Restate all of the entries exactly, dropping any pictures they hold.

(Records contained in a dataset)

________

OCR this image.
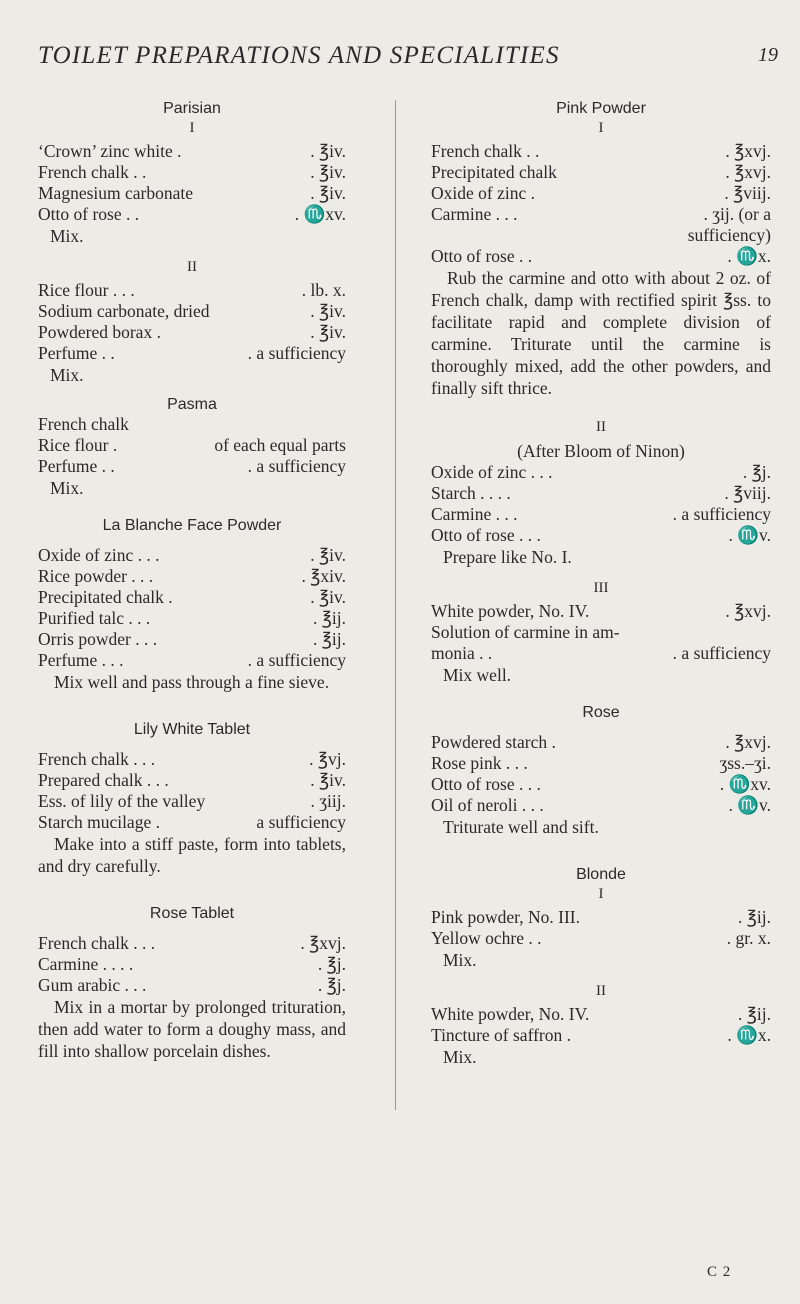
TOILET PREPARATIONS AND SPECIALITIES	19

Parisian

I
‘Crown’ zinc white .	. ℥iv.
French chalk . .	. ℥iv.
Magnesium carbonate	. ℥iv.
Otto of rose . .	. ♏xv.
Mix.
II
Rice flour . . .	. lb. x.
Sodium carbonate, dried	. ℥iv.
Powdered borax .	. ℥iv.
Perfume . .	. a sufficiency
Mix.

Pasma

French chalk
Rice flour .	of each equal parts
Perfume . .	. a sufficiency
Mix.

La Blanche Face Powder

Oxide of zinc . . .	. ℥iv.
Rice powder . . .	. ℥xiv.
Precipitated chalk .	. ℥iv.
Purified talc . . .	. ℥ij.
Orris powder . . .	. ℥ij.
Perfume . . .	. a sufficiency

Mix well and pass through a fine sieve.

Lily White Tablet

French chalk . . .	. ℥vj.
Prepared chalk . . .	. ℥iv.
Ess. of lily of the valley	. ʒiij.
Starch mucilage .	a sufficiency

Make into a stiff paste, form into tablets, and dry carefully.

Rose Tablet

French chalk . . .	. ℥xvj.
Carmine . . . .	. ℥j.
Gum arabic . . .	. ℥j.

Mix in a mortar by prolonged trituration, then add water to form a doughy mass, and fill into shallow porcelain dishes.

Pink Powder

I
French chalk . .	. ℥xvj.
Precipitated chalk	. ℥xvj.
Oxide of zinc .	. ℥viij.
Carmine . . .	. ʒij. (or a
sufficiency)
Otto of rose . .	. ♏x.

Rub the carmine and otto with about 2 oz. of French chalk, damp with rectified spirit ℥ss. to facilitate rapid and complete division of carmine. Triturate until the carmine is thoroughly mixed, add the other powders, and finally sift thrice.

II
(After Bloom of Ninon)
Oxide of zinc . . .	. ℥j.
Starch . . . .	. ℥viij.
Carmine . . .	. a sufficiency
Otto of rose . . .	. ♏v.
Prepare like No. I.
III
White powder, No. IV.	. ℥xvj.
Solution of carmine in am-
monia . .	. a sufficiency
Mix well.

Rose

Powdered starch .	. ℥xvj.
Rose pink . . .	ʒss.–ʒi.
Otto of rose . . .	. ♏xv.
Oil of neroli . . .	. ♏v.
Triturate well and sift.

Blonde

I
Pink powder, No. III.	. ℥ij.
Yellow ochre . .	. gr. x.
Mix.
II
White powder, No. IV.	. ℥ij.
Tincture of saffron .	. ♏x.
Mix.
C 2
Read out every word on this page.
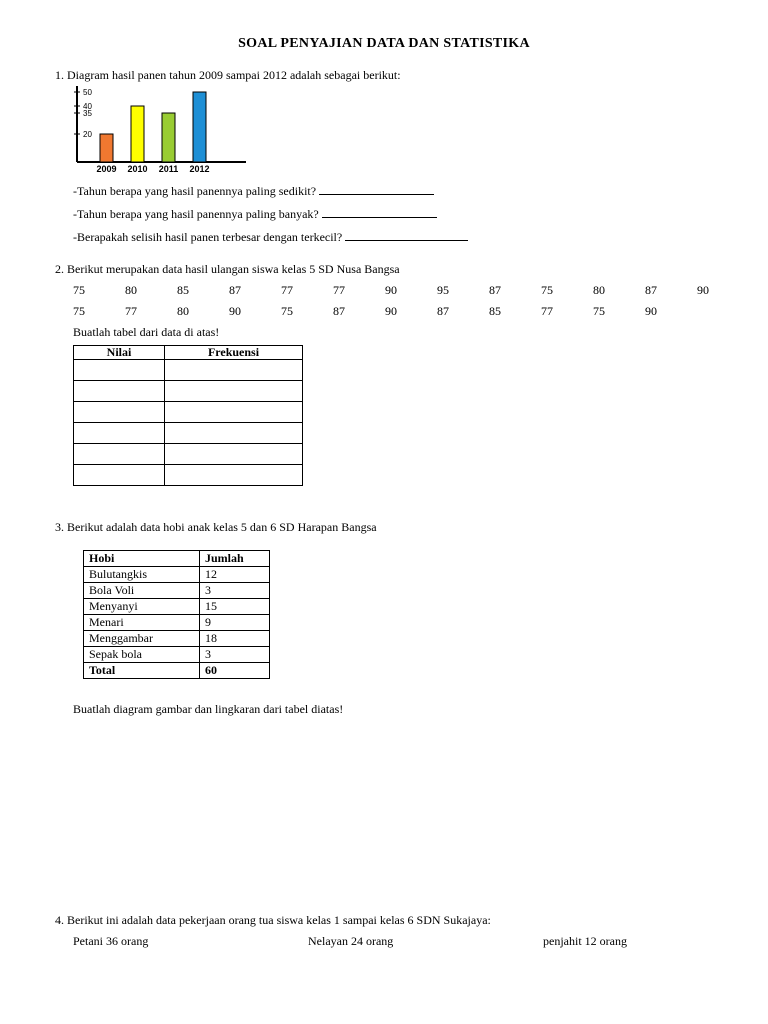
SOAL PENYAJIAN DATA DAN STATISTIKA
1. Diagram hasil panen tahun 2009 sampai 2012 adalah sebagai berikut:
20
35
40
50
2009 2010 2011 2012
-Tahun berapa yang hasil panennya paling sedikit?
-Tahun berapa yang hasil panennya paling banyak?
-Berapakah selisih hasil panen terbesar dengan terkecil?
2. Berikut merupakan data hasil ulangan siswa kelas 5 SD Nusa Bangsa
75	80	85	87	77	77	90	95	87	75	80	87	90
75	77	80	90	75	87	90	87	85	77	75	90
Buatlah tabel dari data di atas!
Nilai	Frekuensi

3. Berikut adalah data hobi anak kelas 5 dan 6 SD Harapan Bangsa
Hobi	Jumlah
Bulutangkis	12
Bola Voli	3
Menyanyi	15
Menari	9
Menggambar	18
Sepak bola	3
Total	60
Buatlah diagram gambar dan lingkaran dari tabel diatas!
4. Berikut ini adalah data pekerjaan orang tua siswa kelas 1 sampai kelas 6 SDN Sukajaya:
Petani 36 orang	Nelayan 24 orang	penjahit 12 orang
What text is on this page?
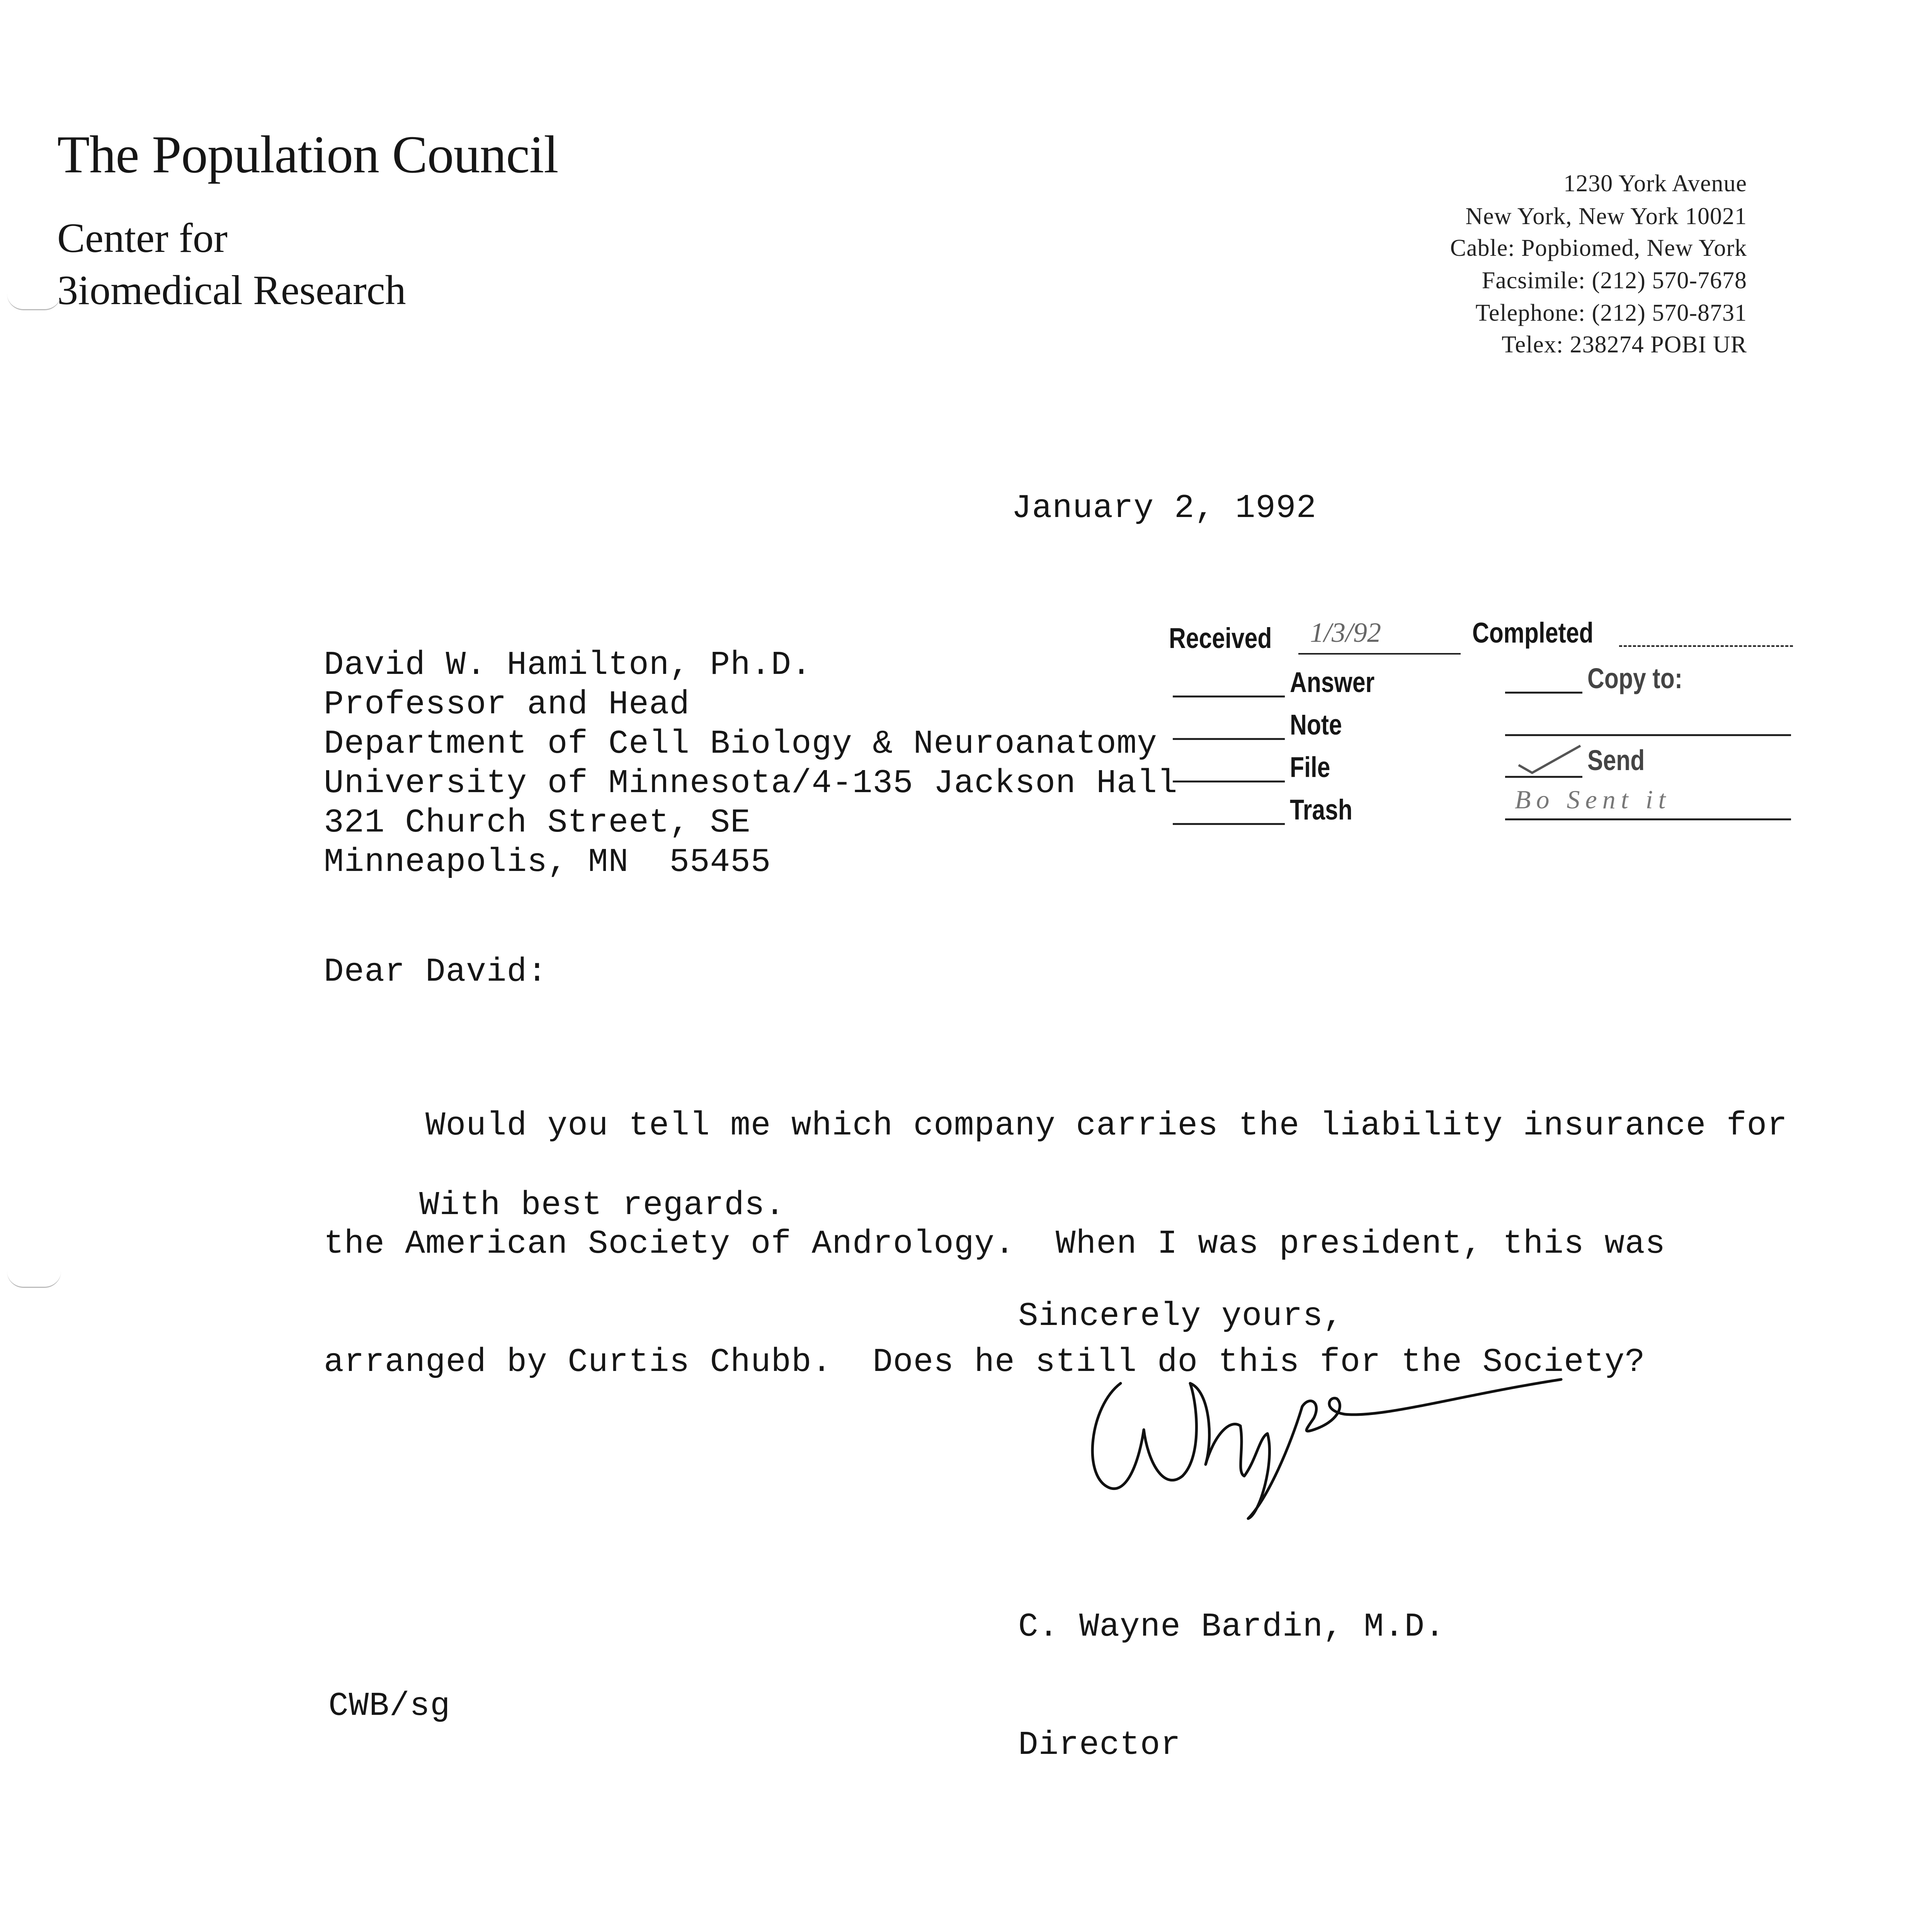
The Population Council
Center for
3iomedical Research
1230 York Avenue
New York, New York 10021
Cable: Popbiomed, New York
Facsimile: (212) 570-7678
Telephone: (212) 570-8731
Telex: 238274 POBI UR
January 2, 1992
David W. Hamilton, Ph.D.
Professor and Head
Department of Cell Biology & Neuroanatomy
University of Minnesota/4-135 Jackson Hall
321 Church Street, SE
Minneapolis, MN  55455
Received 1/3/92	Completed
Answer
Note
File
Trash
Copy to:
Send
Bo Sent it
Dear David:

Would you tell me which company carries the liability insurance for

the American Society of Andrology.  When I was president, this was

arranged by Curtis Chubb.  Does he still do this for the Society?

With best regards.
Sincerely yours,

C. Wayne Bardin, M.D.

Director

CWB/sg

________

• **WRITTEN RESPONSE**
OCR this image.
TOILET PREPARATIONS AND SPECIALITIES	19

Parisian

I
‘Crown’ zinc white .	. ℥iv.
French chalk . .	. ℥iv.
Magnesium carbonate	. ℥iv.
Otto of rose . .	. ♏xv.
Mix.
II
Rice flour . . .	. lb. x.
Sodium carbonate, dried	. ℥iv.
Powdered borax .	. ℥iv.
Perfume . .	. a sufficiency
Mix.

Pasma

French chalk
Rice flour .	of each equal parts
Perfume . .	. a sufficiency
Mix.

La Blanche Face Powder

Oxide of zinc . . .	. ℥iv.
Rice powder . . .	. ℥xiv.
Precipitated chalk .	. ℥iv.
Purified talc . . .	. ℥ij.
Orris powder . . .	. ℥ij.
Perfume . . .	. a sufficiency

Mix well and pass through a fine sieve.

Lily White Tablet

French chalk . . .	. ℥vj.
Prepared chalk . . .	. ℥iv.
Ess. of lily of the valley	. ʒiij.
Starch mucilage .	a sufficiency

Make into a stiff paste, form into tablets, and dry carefully.

Rose Tablet

French chalk . . .	. ℥xvj.
Carmine . . . .	. ℥j.
Gum arabic . . .	. ℥j.

Mix in a mortar by prolonged trituration, then add water to form a doughy mass, and fill into shallow porcelain dishes.

Pink Powder

I
French chalk . .	. ℥xvj.
Precipitated chalk	. ℥xvj.
Oxide of zinc .	. ℥viij.
Carmine . . .	. ʒij. (or a
sufficiency)
Otto of rose . .	. ♏x.

Rub the carmine and otto with about 2 oz. of French chalk, damp with rectified spirit ℥ss. to facilitate rapid and complete division of carmine. Triturate until the carmine is thoroughly mixed, add the other powders, and finally sift thrice.

II
(After Bloom of Ninon)
Oxide of zinc . . .	. ℥j.
Starch . . . .	. ℥viij.
Carmine . . .	. a sufficiency
Otto of rose . . .	. ♏v.
Prepare like No. I.
III
White powder, No. IV.	. ℥xvj.
Solution of carmine in am-
monia . .	. a sufficiency
Mix well.

Rose

Powdered starch .	. ℥xvj.
Rose pink . . .	ʒss.–ʒi.
Otto of rose . . .	. ♏xv.
Oil of neroli . . .	. ♏v.
Triturate well and sift.

Blonde

I
Pink powder, No. III.	. ℥ij.
Yellow ochre . .	. gr. x.
Mix.
II
White powder, No. IV.	. ℥ij.
Tincture of saffron .	. ♏x.
Mix.
C 2
Read out every word on this page.
SOAL PENYAJIAN DATA DAN STATISTIKA
1. Diagram hasil panen tahun 2009 sampai 2012 adalah sebagai berikut:
20
35
40
50
2009 2010 2011 2012
-Tahun berapa yang hasil panennya paling sedikit?
-Tahun berapa yang hasil panennya paling banyak?
-Berapakah selisih hasil panen terbesar dengan terkecil?
2. Berikut merupakan data hasil ulangan siswa kelas 5 SD Nusa Bangsa
75	80	85	87	77	77	90	95	87	75	80	87	90
75	77	80	90	75	87	90	87	85	77	75	90
Buatlah tabel dari data di atas!
Nilai	Frekuensi

3. Berikut adalah data hobi anak kelas 5 dan 6 SD Harapan Bangsa
Hobi	Jumlah
Bulutangkis	12
Bola Voli	3
Menyanyi	15
Menari	9
Menggambar	18
Sepak bola	3
Total	60
Buatlah diagram gambar dan lingkaran dari tabel diatas!
4. Berikut ini adalah data pekerjaan orang tua siswa kelas 1 sampai kelas 6 SDN Sukajaya:
Petani 36 orang	Nelayan 24 orang	penjahit 12 orang
What text is on this page?
The Population Council
Center for
3iomedical Research
1230 York Avenue
New York, New York 10021
Cable: Popbiomed, New York
Facsimile: (212) 570-7678
Telephone: (212) 570-8731
Telex: 238274 POBI UR
January 2, 1992
David W. Hamilton, Ph.D.
Professor and Head
Department of Cell Biology & Neuroanatomy
University of Minnesota/4-135 Jackson Hall
321 Church Street, SE
Minneapolis, MN  55455
Received 1/3/92	Completed
Answer
Note
File
Trash
Copy to:
Send
Bo Sent it
Dear David:

Would you tell me which company carries the liability insurance for

the American Society of Andrology.  When I was president, this was

arranged by Curtis Chubb.  Does he still do this for the Society?

With best regards.
Sincerely yours,

C. Wayne Bardin, M.D.

Director

CWB/sg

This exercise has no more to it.